* **GOAL**
Exactly repeat the material, dropping every picture from the copy.

(Records from a collection of figures)
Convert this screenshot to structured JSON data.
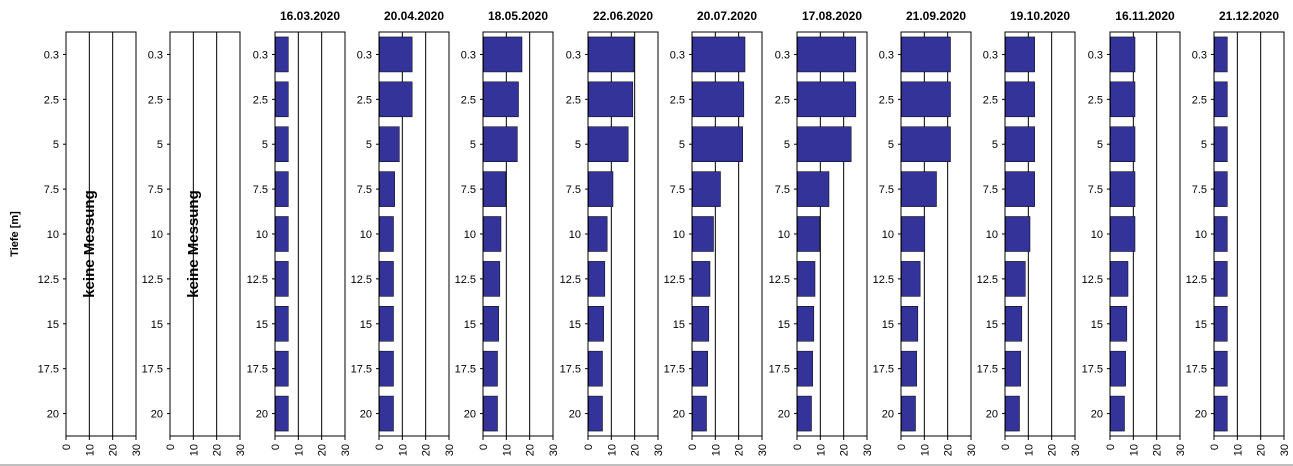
{
  "chart_data": {
    "type": "bar",
    "ylabel": "Tiefe [m]",
    "depths": [
      "0.3",
      "2.5",
      "5",
      "7.5",
      "10",
      "12.5",
      "15",
      "17.5",
      "20"
    ],
    "xlim": [
      0,
      30
    ],
    "xticks": [
      "0",
      "10",
      "20",
      "30"
    ],
    "bar_color": "#333399",
    "no_data_label": "keine Messung",
    "panels": [
      {
        "date": "",
        "no_data": true,
        "values": []
      },
      {
        "date": "",
        "no_data": true,
        "values": []
      },
      {
        "date": "16.03.2020",
        "no_data": false,
        "values": [
          5.5,
          5.5,
          5.5,
          5.5,
          5.5,
          5.5,
          5.5,
          5.5,
          5.5
        ]
      },
      {
        "date": "20.04.2020",
        "no_data": false,
        "values": [
          14,
          14,
          8.5,
          6.5,
          6,
          6,
          6,
          6,
          6
        ]
      },
      {
        "date": "18.05.2020",
        "no_data": false,
        "values": [
          16.5,
          15,
          14.5,
          9.5,
          7.5,
          7,
          6.5,
          6,
          6
        ]
      },
      {
        "date": "22.06.2020",
        "no_data": false,
        "values": [
          19.5,
          19,
          17,
          10.5,
          8,
          7,
          6.5,
          6,
          6
        ]
      },
      {
        "date": "20.07.2020",
        "no_data": false,
        "values": [
          22.5,
          22,
          21.5,
          12,
          9,
          7.5,
          7,
          6.5,
          6
        ]
      },
      {
        "date": "17.08.2020",
        "no_data": false,
        "values": [
          25,
          25,
          23,
          13.5,
          9.5,
          7.5,
          7,
          6.5,
          6
        ]
      },
      {
        "date": "21.09.2020",
        "no_data": false,
        "values": [
          21,
          21,
          21,
          15,
          10,
          8,
          7,
          6.5,
          6
        ]
      },
      {
        "date": "19.10.2020",
        "no_data": false,
        "values": [
          12.5,
          12.5,
          12.5,
          12.5,
          10.5,
          8.5,
          7,
          6.5,
          6
        ]
      },
      {
        "date": "16.11.2020",
        "no_data": false,
        "values": [
          10.5,
          10.5,
          10.5,
          10.5,
          10.5,
          7.5,
          7,
          6.5,
          6
        ]
      },
      {
        "date": "21.12.2020",
        "no_data": false,
        "values": [
          5.5,
          5.5,
          5.5,
          5.5,
          5.5,
          5.5,
          5.5,
          5.5,
          5.5
        ]
      }
    ]
  }
}
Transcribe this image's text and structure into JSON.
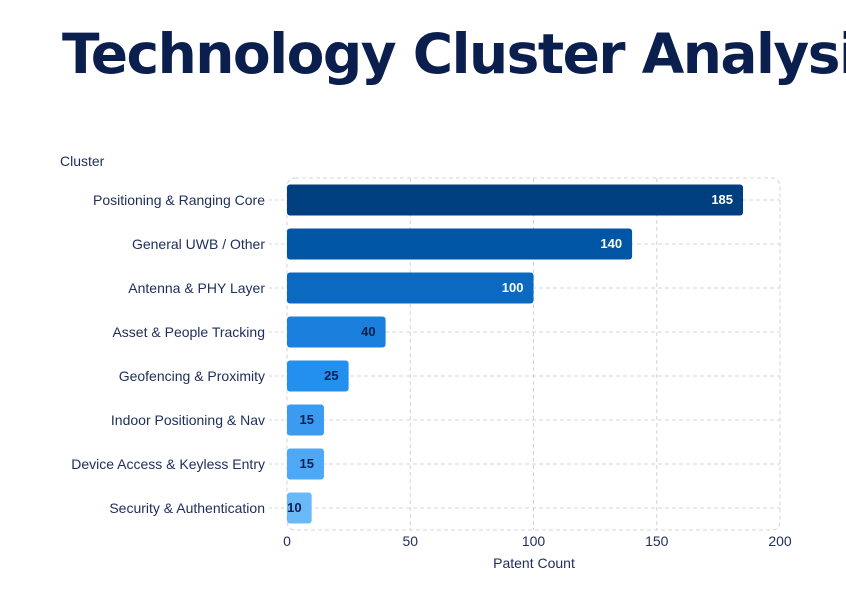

* **OUTPUT FOR THIS EXERCISE**
Convert this screenshot to structured JSON data.
{
  "chart_data": {
    "type": "bar",
    "ylabel": "Tiefe [m]",
    "depths": [
      "0.3",
      "2.5",
      "5",
      "7.5",
      "10",
      "12.5",
      "15",
      "17.5",
      "20"
    ],
    "xlim": [
      0,
      30
    ],
    "xticks": [
      "0",
      "10",
      "20",
      "30"
    ],
    "bar_color": "#333399",
    "no_data_label": "keine Messung",
    "panels": [
      {
        "date": "",
        "no_data": true,
        "values": []
      },
      {
        "date": "",
        "no_data": true,
        "values": []
      },
      {
        "date": "16.03.2020",
        "no_data": false,
        "values": [
          5.5,
          5.5,
          5.5,
          5.5,
          5.5,
          5.5,
          5.5,
          5.5,
          5.5
        ]
      },
      {
        "date": "20.04.2020",
        "no_data": false,
        "values": [
          14,
          14,
          8.5,
          6.5,
          6,
          6,
          6,
          6,
          6
        ]
      },
      {
        "date": "18.05.2020",
        "no_data": false,
        "values": [
          16.5,
          15,
          14.5,
          9.5,
          7.5,
          7,
          6.5,
          6,
          6
        ]
      },
      {
        "date": "22.06.2020",
        "no_data": false,
        "values": [
          19.5,
          19,
          17,
          10.5,
          8,
          7,
          6.5,
          6,
          6
        ]
      },
      {
        "date": "20.07.2020",
        "no_data": false,
        "values": [
          22.5,
          22,
          21.5,
          12,
          9,
          7.5,
          7,
          6.5,
          6
        ]
      },
      {
        "date": "17.08.2020",
        "no_data": false,
        "values": [
          25,
          25,
          23,
          13.5,
          9.5,
          7.5,
          7,
          6.5,
          6
        ]
      },
      {
        "date": "21.09.2020",
        "no_data": false,
        "values": [
          21,
          21,
          21,
          15,
          10,
          8,
          7,
          6.5,
          6
        ]
      },
      {
        "date": "19.10.2020",
        "no_data": false,
        "values": [
          12.5,
          12.5,
          12.5,
          12.5,
          10.5,
          8.5,
          7,
          6.5,
          6
        ]
      },
      {
        "date": "16.11.2020",
        "no_data": false,
        "values": [
          10.5,
          10.5,
          10.5,
          10.5,
          10.5,
          7.5,
          7,
          6.5,
          6
        ]
      },
      {
        "date": "21.12.2020",
        "no_data": false,
        "values": [
          5.5,
          5.5,
          5.5,
          5.5,
          5.5,
          5.5,
          5.5,
          5.5,
          5.5
        ]
      }
    ]
  }
}
Transcribe this image's text and structure into JSON.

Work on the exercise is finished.